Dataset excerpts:

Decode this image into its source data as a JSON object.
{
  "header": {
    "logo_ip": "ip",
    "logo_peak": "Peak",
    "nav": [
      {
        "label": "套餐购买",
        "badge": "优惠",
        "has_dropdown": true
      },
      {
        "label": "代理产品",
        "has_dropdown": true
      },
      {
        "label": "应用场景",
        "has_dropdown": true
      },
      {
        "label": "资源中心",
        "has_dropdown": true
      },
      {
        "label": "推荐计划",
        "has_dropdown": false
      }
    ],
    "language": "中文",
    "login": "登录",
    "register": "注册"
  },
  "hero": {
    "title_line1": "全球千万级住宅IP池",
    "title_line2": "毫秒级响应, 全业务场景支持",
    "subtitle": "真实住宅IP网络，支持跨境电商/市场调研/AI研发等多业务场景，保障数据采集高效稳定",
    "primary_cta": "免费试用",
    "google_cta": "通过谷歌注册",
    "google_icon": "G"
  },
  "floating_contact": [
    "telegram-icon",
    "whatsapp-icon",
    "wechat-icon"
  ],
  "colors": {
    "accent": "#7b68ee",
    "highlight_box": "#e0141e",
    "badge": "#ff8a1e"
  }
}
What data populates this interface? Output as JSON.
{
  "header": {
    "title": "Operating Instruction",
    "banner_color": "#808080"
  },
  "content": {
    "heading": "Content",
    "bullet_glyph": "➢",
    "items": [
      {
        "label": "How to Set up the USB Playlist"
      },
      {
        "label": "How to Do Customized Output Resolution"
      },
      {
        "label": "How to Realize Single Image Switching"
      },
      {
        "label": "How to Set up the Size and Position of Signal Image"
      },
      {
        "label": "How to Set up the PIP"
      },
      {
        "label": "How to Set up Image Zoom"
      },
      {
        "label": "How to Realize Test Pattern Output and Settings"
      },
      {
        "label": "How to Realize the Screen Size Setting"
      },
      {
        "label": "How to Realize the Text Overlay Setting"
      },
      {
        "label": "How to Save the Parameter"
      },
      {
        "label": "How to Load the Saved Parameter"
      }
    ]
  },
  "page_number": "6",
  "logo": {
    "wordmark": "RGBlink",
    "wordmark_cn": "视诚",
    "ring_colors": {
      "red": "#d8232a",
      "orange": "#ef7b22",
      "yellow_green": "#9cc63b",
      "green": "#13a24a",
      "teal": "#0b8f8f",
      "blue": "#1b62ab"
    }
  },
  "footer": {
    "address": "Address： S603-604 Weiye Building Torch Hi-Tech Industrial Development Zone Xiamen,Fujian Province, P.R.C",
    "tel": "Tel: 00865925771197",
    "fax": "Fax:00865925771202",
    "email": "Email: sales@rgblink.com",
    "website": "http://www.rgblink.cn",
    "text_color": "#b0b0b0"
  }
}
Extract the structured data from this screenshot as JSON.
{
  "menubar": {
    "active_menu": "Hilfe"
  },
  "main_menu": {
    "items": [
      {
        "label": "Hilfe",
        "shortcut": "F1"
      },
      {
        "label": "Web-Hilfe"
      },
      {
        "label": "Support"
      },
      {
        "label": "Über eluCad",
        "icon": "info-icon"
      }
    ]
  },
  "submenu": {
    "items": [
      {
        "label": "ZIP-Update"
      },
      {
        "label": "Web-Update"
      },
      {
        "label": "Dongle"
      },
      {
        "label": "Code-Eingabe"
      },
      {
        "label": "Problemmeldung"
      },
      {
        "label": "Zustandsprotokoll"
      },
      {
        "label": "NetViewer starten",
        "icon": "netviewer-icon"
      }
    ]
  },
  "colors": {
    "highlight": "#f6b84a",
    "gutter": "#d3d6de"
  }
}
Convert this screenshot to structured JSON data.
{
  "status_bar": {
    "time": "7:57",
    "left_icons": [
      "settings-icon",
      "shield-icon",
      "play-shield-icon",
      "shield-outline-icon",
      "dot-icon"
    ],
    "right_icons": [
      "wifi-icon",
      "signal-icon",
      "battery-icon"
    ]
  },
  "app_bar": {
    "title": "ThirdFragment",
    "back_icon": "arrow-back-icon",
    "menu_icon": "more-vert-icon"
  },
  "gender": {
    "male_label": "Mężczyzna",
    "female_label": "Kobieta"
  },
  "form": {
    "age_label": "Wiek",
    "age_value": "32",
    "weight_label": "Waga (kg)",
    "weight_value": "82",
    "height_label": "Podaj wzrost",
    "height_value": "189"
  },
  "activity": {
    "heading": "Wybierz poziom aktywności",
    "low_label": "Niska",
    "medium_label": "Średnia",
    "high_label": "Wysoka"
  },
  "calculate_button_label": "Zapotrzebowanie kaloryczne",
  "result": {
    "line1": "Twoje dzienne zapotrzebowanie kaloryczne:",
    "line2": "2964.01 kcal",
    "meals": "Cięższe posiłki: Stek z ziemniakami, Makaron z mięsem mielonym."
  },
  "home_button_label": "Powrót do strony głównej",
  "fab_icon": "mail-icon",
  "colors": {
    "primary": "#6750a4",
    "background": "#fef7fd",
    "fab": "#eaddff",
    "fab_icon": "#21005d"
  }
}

▶ _Problem to solve_
Each line above must be printed exactly as it appears.

▶ _Solution to this task_
Decode this image into its source data as a JSON object.
{
  "header": {
    "logo_ip": "ip",
    "logo_peak": "Peak",
    "nav": [
      {
        "label": "套餐购买",
        "badge": "优惠",
        "has_dropdown": true
      },
      {
        "label": "代理产品",
        "has_dropdown": true
      },
      {
        "label": "应用场景",
        "has_dropdown": true
      },
      {
        "label": "资源中心",
        "has_dropdown": true
      },
      {
        "label": "推荐计划",
        "has_dropdown": false
      }
    ],
    "language": "中文",
    "login": "登录",
    "register": "注册"
  },
  "hero": {
    "title_line1": "全球千万级住宅IP池",
    "title_line2": "毫秒级响应, 全业务场景支持",
    "subtitle": "真实住宅IP网络，支持跨境电商/市场调研/AI研发等多业务场景，保障数据采集高效稳定",
    "primary_cta": "免费试用",
    "google_cta": "通过谷歌注册",
    "google_icon": "G"
  },
  "floating_contact": [
    "telegram-icon",
    "whatsapp-icon",
    "wechat-icon"
  ],
  "colors": {
    "accent": "#7b68ee",
    "highlight_box": "#e0141e",
    "badge": "#ff8a1e"
  }
}
What data populates this interface? Output as JSON.
{
  "header": {
    "title": "Operating Instruction",
    "banner_color": "#808080"
  },
  "content": {
    "heading": "Content",
    "bullet_glyph": "➢",
    "items": [
      {
        "label": "How to Set up the USB Playlist"
      },
      {
        "label": "How to Do Customized Output Resolution"
      },
      {
        "label": "How to Realize Single Image Switching"
      },
      {
        "label": "How to Set up the Size and Position of Signal Image"
      },
      {
        "label": "How to Set up the PIP"
      },
      {
        "label": "How to Set up Image Zoom"
      },
      {
        "label": "How to Realize Test Pattern Output and Settings"
      },
      {
        "label": "How to Realize the Screen Size Setting"
      },
      {
        "label": "How to Realize the Text Overlay Setting"
      },
      {
        "label": "How to Save the Parameter"
      },
      {
        "label": "How to Load the Saved Parameter"
      }
    ]
  },
  "page_number": "6",
  "logo": {
    "wordmark": "RGBlink",
    "wordmark_cn": "视诚",
    "ring_colors": {
      "red": "#d8232a",
      "orange": "#ef7b22",
      "yellow_green": "#9cc63b",
      "green": "#13a24a",
      "teal": "#0b8f8f",
      "blue": "#1b62ab"
    }
  },
  "footer": {
    "address": "Address： S603-604 Weiye Building Torch Hi-Tech Industrial Development Zone Xiamen,Fujian Province, P.R.C",
    "tel": "Tel: 00865925771197",
    "fax": "Fax:00865925771202",
    "email": "Email: sales@rgblink.com",
    "website": "http://www.rgblink.cn",
    "text_color": "#b0b0b0"
  }
}
Extract the structured data from this screenshot as JSON.
{
  "menubar": {
    "active_menu": "Hilfe"
  },
  "main_menu": {
    "items": [
      {
        "label": "Hilfe",
        "shortcut": "F1"
      },
      {
        "label": "Web-Hilfe"
      },
      {
        "label": "Support"
      },
      {
        "label": "Über eluCad",
        "icon": "info-icon"
      }
    ]
  },
  "submenu": {
    "items": [
      {
        "label": "ZIP-Update"
      },
      {
        "label": "Web-Update"
      },
      {
        "label": "Dongle"
      },
      {
        "label": "Code-Eingabe"
      },
      {
        "label": "Problemmeldung"
      },
      {
        "label": "Zustandsprotokoll"
      },
      {
        "label": "NetViewer starten",
        "icon": "netviewer-icon"
      }
    ]
  },
  "colors": {
    "highlight": "#f6b84a",
    "gutter": "#d3d6de"
  }
}
Convert this screenshot to structured JSON data.
{
  "status_bar": {
    "time": "7:57",
    "left_icons": [
      "settings-icon",
      "shield-icon",
      "play-shield-icon",
      "shield-outline-icon",
      "dot-icon"
    ],
    "right_icons": [
      "wifi-icon",
      "signal-icon",
      "battery-icon"
    ]
  },
  "app_bar": {
    "title": "ThirdFragment",
    "back_icon": "arrow-back-icon",
    "menu_icon": "more-vert-icon"
  },
  "gender": {
    "male_label": "Mężczyzna",
    "female_label": "Kobieta"
  },
  "form": {
    "age_label": "Wiek",
    "age_value": "32",
    "weight_label": "Waga (kg)",
    "weight_value": "82",
    "height_label": "Podaj wzrost",
    "height_value": "189"
  },
  "activity": {
    "heading": "Wybierz poziom aktywności",
    "low_label": "Niska",
    "medium_label": "Średnia",
    "high_label": "Wysoka"
  },
  "calculate_button_label": "Zapotrzebowanie kaloryczne",
  "result": {
    "line1": "Twoje dzienne zapotrzebowanie kaloryczne:",
    "line2": "2964.01 kcal",
    "meals": "Cięższe posiłki: Stek z ziemniakami, Makaron z mięsem mielonym."
  },
  "home_button_label": "Powrót do strony głównej",
  "fab_icon": "mail-icon",
  "colors": {
    "primary": "#6750a4",
    "background": "#fef7fd",
    "fab": "#eaddff",
    "fab_icon": "#21005d"
  }
}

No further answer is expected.